### Objective
From the entries below, copy every line where the string "デバイス" appears.

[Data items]
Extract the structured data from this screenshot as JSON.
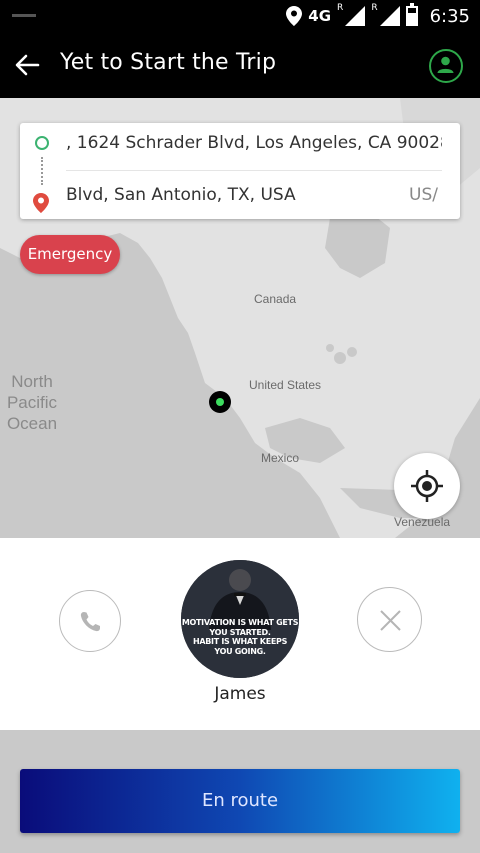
{
  "status_bar": {
    "network": "4G",
    "roaming_1": "R",
    "roaming_2": "R",
    "time": "6:35"
  },
  "toolbar": {
    "title": "Yet to Start the Trip"
  },
  "route": {
    "pickup_text": ", 1624 Schrader Blvd, Los Angeles, CA 90028,",
    "dropoff_text": "Blvd, San Antonio, TX, USA",
    "dropoff_suffix": "US/"
  },
  "emergency_label": "Emergency",
  "map": {
    "labels": {
      "canada": "Canada",
      "united_states": "United States",
      "mexico": "Mexico",
      "venezuela": "Venezuela",
      "ocean_line1": "North",
      "ocean_line2": "Pacific",
      "ocean_line3": "Ocean"
    }
  },
  "driver": {
    "name": "James",
    "avatar_quote_1": "MOTIVATION IS WHAT GETS",
    "avatar_quote_2": "YOU STARTED.",
    "avatar_quote_3": "HABIT IS WHAT KEEPS",
    "avatar_quote_4": "YOU GOING."
  },
  "primary_action": {
    "label": "En route"
  },
  "colors": {
    "accent_green": "#2ea84a",
    "emergency_red": "#d9424d",
    "button_gradient_start": "#0a0c7a",
    "button_gradient_end": "#0fb1ef"
  }
}
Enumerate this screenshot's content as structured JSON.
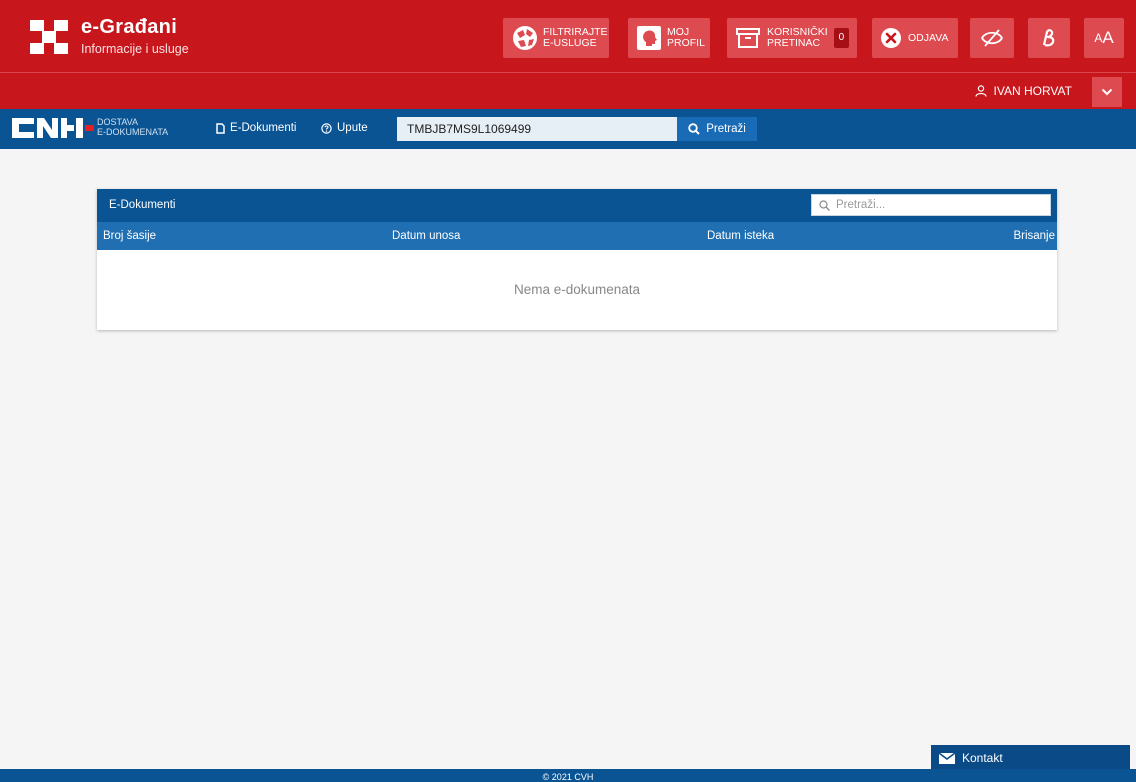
{
  "brand": {
    "title": "e-Građani",
    "subtitle": "Informacije i usluge"
  },
  "header_buttons": {
    "filter": "FILTRIRAJTE\nE-USLUGE",
    "profile": "MOJ\nPROFIL",
    "inbox": "KORISNIČKI\nPRETINAC",
    "inbox_count": "0",
    "logout": "ODJAVA",
    "font_size": "AA"
  },
  "user": {
    "name": "IVAN HORVAT"
  },
  "nav": {
    "app_sub_line1": "DOSTAVA",
    "app_sub_line2": "E-DOKUMENATA",
    "link_documents": "E-Dokumenti",
    "link_help": "Upute",
    "search_value": "TMBJB7MS9L1069499",
    "search_button": "Pretraži"
  },
  "card": {
    "title": "E-Dokumenti",
    "search_placeholder": "Pretraži...",
    "columns": [
      "Broj šasije",
      "Datum unosa",
      "Datum isteka",
      "Brisanje"
    ],
    "empty_message": "Nema e-dokumenata"
  },
  "footer": {
    "copyright": "© 2021 CVH",
    "contact": "Kontakt"
  },
  "colors": {
    "red": "#c8161d",
    "blue": "#0a5494",
    "table_header": "#1f6fb2"
  }
}
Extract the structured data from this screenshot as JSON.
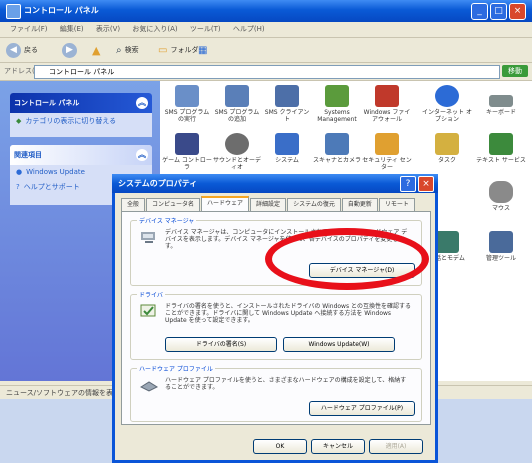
{
  "window": {
    "title": "コントロール パネル",
    "menu": [
      "ファイル(F)",
      "編集(E)",
      "表示(V)",
      "お気に入り(A)",
      "ツール(T)",
      "ヘルプ(H)"
    ],
    "toolbar": {
      "back": "戻る",
      "search": "検索",
      "folders": "フォルダ"
    },
    "address_label": "アドレス(D)",
    "address_value": "コントロール パネル",
    "go_label": "移動"
  },
  "leftpane": {
    "panel1_title": "コントロール パネル",
    "panel1_item": "カテゴリの表示に切り替える",
    "panel2_title": "関連項目",
    "panel2_items": [
      "Windows Update",
      "ヘルプとサポート"
    ]
  },
  "content": {
    "items": [
      {
        "label": "SMS プログラムの実行",
        "color": "#6a8fc8"
      },
      {
        "label": "SMS プログラムの追加",
        "color": "#5a7fb8"
      },
      {
        "label": "SMS クライアント",
        "color": "#4d6fa8"
      },
      {
        "label": "Systems Management",
        "color": "#5b9b3c"
      },
      {
        "label": "Windows ファイアウォール",
        "color": "#c0392b"
      },
      {
        "label": "インターネット オプション",
        "color": "#2c6bd6"
      },
      {
        "label": "キーボード",
        "color": "#7f8c8d"
      },
      {
        "label": "ゲーム コントローラ",
        "color": "#3a4a8a"
      },
      {
        "label": "サウンドとオーディオ",
        "color": "#6d6d6d"
      },
      {
        "label": "システム",
        "color": "#3a6ec8"
      },
      {
        "label": "スキャナとカメラ",
        "color": "#4d7ab8"
      },
      {
        "label": "セキュリティ センター",
        "color": "#e0a030"
      },
      {
        "label": "タスク",
        "color": "#d4b040"
      },
      {
        "label": "テキスト サービス",
        "color": "#3c8a3c"
      },
      {
        "label": "マウス",
        "color": "#8a8a8a"
      },
      {
        "label": "電話とモデム",
        "color": "#3a7a6a"
      },
      {
        "label": "管理ツール",
        "color": "#4a6a9a"
      }
    ],
    "status": "ニュース/ソフトウェアの情報を表示..."
  },
  "dialog": {
    "title": "システムのプロパティ",
    "tabs": [
      "全般",
      "コンピュータ名",
      "ハードウェア",
      "詳細設定",
      "システムの復元",
      "自動更新",
      "リモート"
    ],
    "active_tab": "ハードウェア",
    "device_manager": {
      "title": "デバイス マネージャ",
      "desc": "デバイス マネージャは、コンピュータにインストールされているすべてのハードウェア デバイスを表示します。デバイス マネージャを使って、各デバイスのプロパティを変更します。",
      "button": "デバイス マネージャ(D)"
    },
    "drivers": {
      "title": "ドライバ",
      "desc": "ドライバの署名を使うと、インストールされたドライバの Windows との互換性を確認することができます。ドライバに関して Windows Update へ接続する方法を Windows Update を使って設定できます。",
      "signing_button": "ドライバの署名(S)",
      "update_button": "Windows Update(W)"
    },
    "profiles": {
      "title": "ハードウェア プロファイル",
      "desc": "ハードウェア プロファイルを使うと、さまざまなハードウェアの構成を設定して、格納することができます。",
      "button": "ハードウェア プロファイル(P)"
    },
    "ok": "OK",
    "cancel": "キャンセル",
    "apply": "適用(A)"
  },
  "colors": {
    "highlight": "#e8101a",
    "titlebar": "#0a5ad6"
  }
}
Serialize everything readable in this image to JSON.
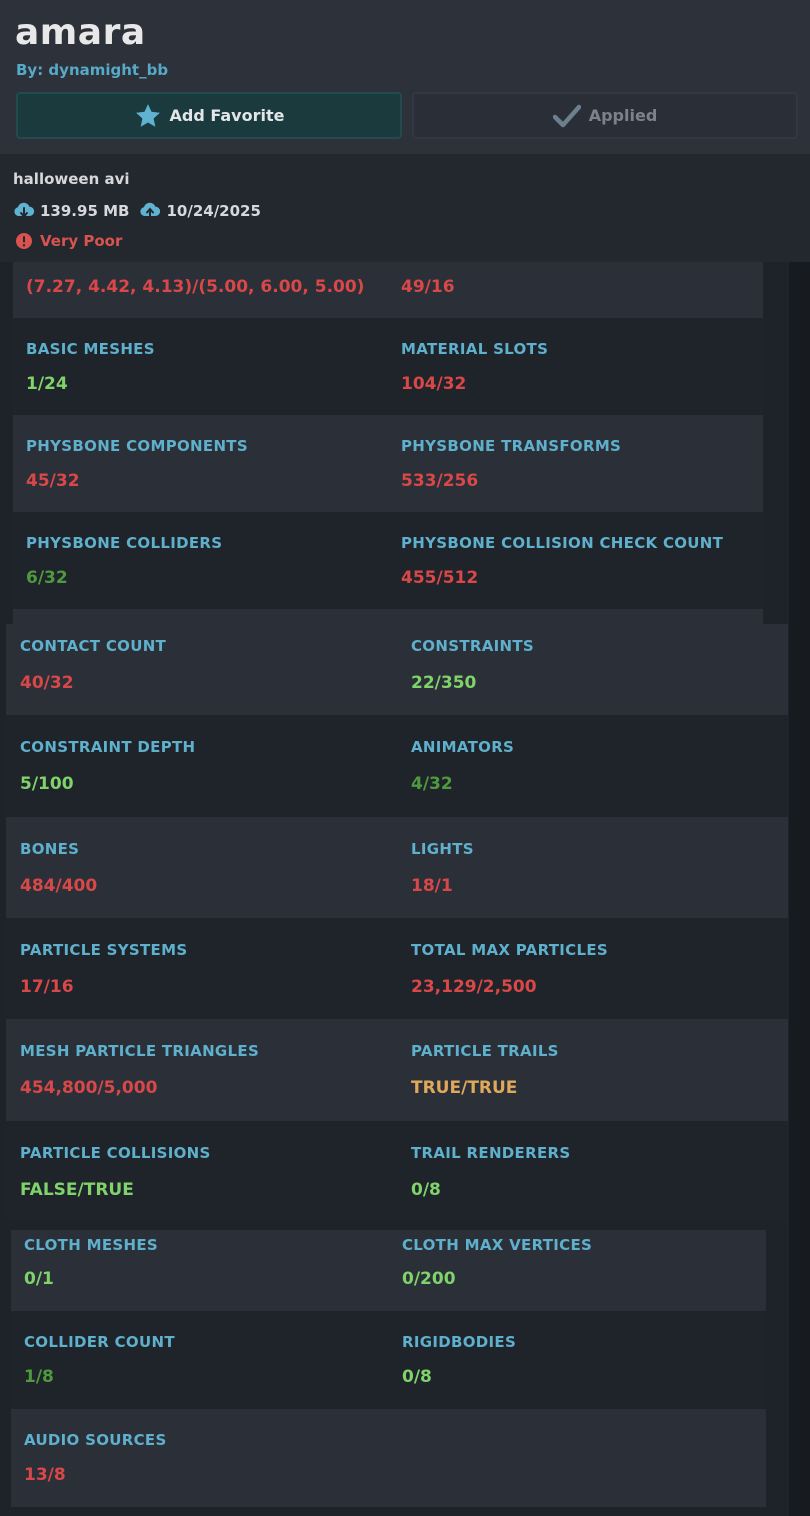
{
  "header": {
    "title": "amara",
    "author": "By: dynamight_bb",
    "favorite_label": "Add Favorite",
    "applied_label": "Applied"
  },
  "info": {
    "description": "halloween avi",
    "file_size": "139.95 MB",
    "date": "10/24/2025",
    "rating": "Very Poor"
  },
  "stats": {
    "bounds": {
      "label": "",
      "value": "(7.27, 4.42, 4.13)/(5.00, 6.00, 5.00)"
    },
    "bounds_count": {
      "label": "",
      "value": "49/16"
    },
    "basic_meshes": {
      "label": "BASIC MESHES",
      "value": "1/24"
    },
    "material_slots": {
      "label": "MATERIAL SLOTS",
      "value": "104/32"
    },
    "physbone_components": {
      "label": "PHYSBONE COMPONENTS",
      "value": "45/32"
    },
    "physbone_transforms": {
      "label": "PHYSBONE TRANSFORMS",
      "value": "533/256"
    },
    "physbone_colliders": {
      "label": "PHYSBONE COLLIDERS",
      "value": "6/32"
    },
    "physbone_collision_check_count": {
      "label": "PHYSBONE COLLISION CHECK COUNT",
      "value": "455/512"
    },
    "contact_count": {
      "label": "CONTACT COUNT",
      "value": "40/32"
    },
    "constraints": {
      "label": "CONSTRAINTS",
      "value": "22/350"
    },
    "constraint_depth": {
      "label": "CONSTRAINT DEPTH",
      "value": "5/100"
    },
    "animators": {
      "label": "ANIMATORS",
      "value": "4/32"
    },
    "bones": {
      "label": "BONES",
      "value": "484/400"
    },
    "lights": {
      "label": "LIGHTS",
      "value": "18/1"
    },
    "particle_systems": {
      "label": "PARTICLE SYSTEMS",
      "value": "17/16"
    },
    "total_max_particles": {
      "label": "TOTAL MAX PARTICLES",
      "value": "23,129/2,500"
    },
    "mesh_particle_triangles": {
      "label": "MESH PARTICLE TRIANGLES",
      "value": "454,800/5,000"
    },
    "particle_trails": {
      "label": "PARTICLE TRAILS",
      "value": "TRUE/TRUE"
    },
    "particle_collisions": {
      "label": "PARTICLE COLLISIONS",
      "value": "FALSE/TRUE"
    },
    "trail_renderers": {
      "label": "TRAIL RENDERERS",
      "value": "0/8"
    },
    "cloth_meshes": {
      "label": "CLOTH MESHES",
      "value": "0/1"
    },
    "cloth_max_vertices": {
      "label": "CLOTH MAX VERTICES",
      "value": "0/200"
    },
    "collider_count": {
      "label": "COLLIDER COUNT",
      "value": "1/8"
    },
    "rigidbodies": {
      "label": "RIGIDBODIES",
      "value": "0/8"
    },
    "audio_sources": {
      "label": "AUDIO SOURCES",
      "value": "13/8"
    }
  },
  "colors": {
    "label": "#5eb0cc",
    "bad": "#d94848",
    "good": "#7fd36a",
    "medium": "#4f9a3f",
    "warning": "#e0a95a"
  },
  "icons": {
    "favorite": "star-icon",
    "applied": "checkmark-icon",
    "size": "cloud-download-icon",
    "date": "cloud-upload-icon",
    "rating": "alert-circle-icon"
  }
}
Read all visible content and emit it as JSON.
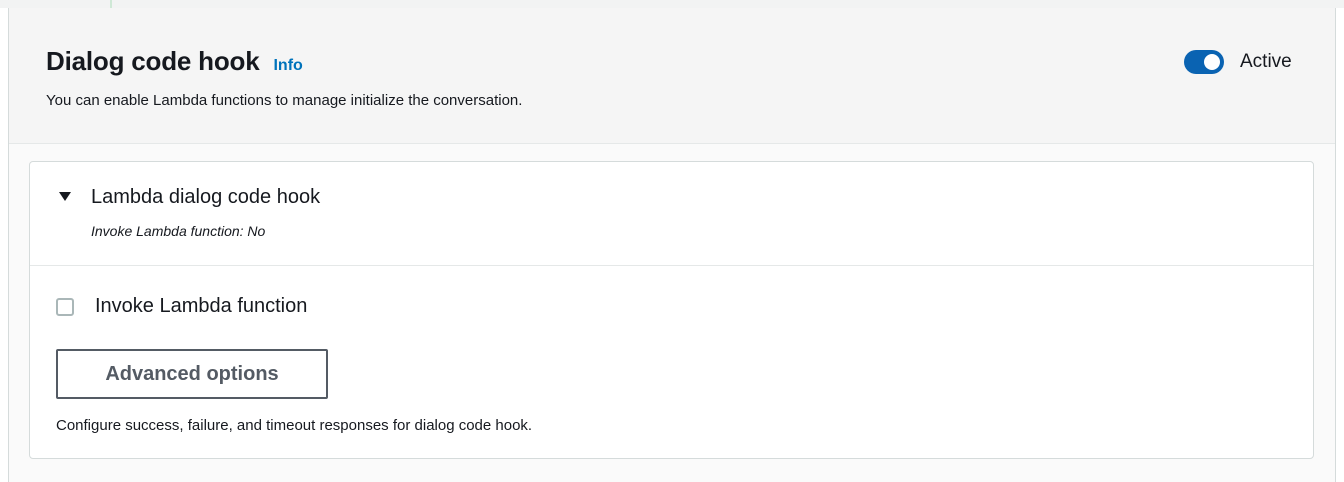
{
  "header": {
    "title": "Dialog code hook",
    "info_link": "Info",
    "description": "You can enable Lambda functions to manage initialize the conversation.",
    "toggle_label": "Active",
    "toggle_on": true
  },
  "lambda_section": {
    "title": "Lambda dialog code hook",
    "subtitle": "Invoke Lambda function: No",
    "expanded": true,
    "checkbox_label": "Invoke Lambda function",
    "checkbox_checked": false,
    "advanced_button": "Advanced options",
    "hint": "Configure success, failure, and timeout responses for dialog code hook."
  },
  "colors": {
    "accent": "#0a63b2",
    "link": "#0073bb",
    "text": "#16191f",
    "border": "#d5dbdb"
  }
}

### Response to this exercise
      "title": "デバイス マネージャ",
      "desc": "デバイス マネージャは、コンピュータにインストールされているすべてのハードウェア デバイスを表示します。デバイス マネージャを使って、各デバイスのプロパティを変更します。",
      "button": "デバイス マネージャ(D)"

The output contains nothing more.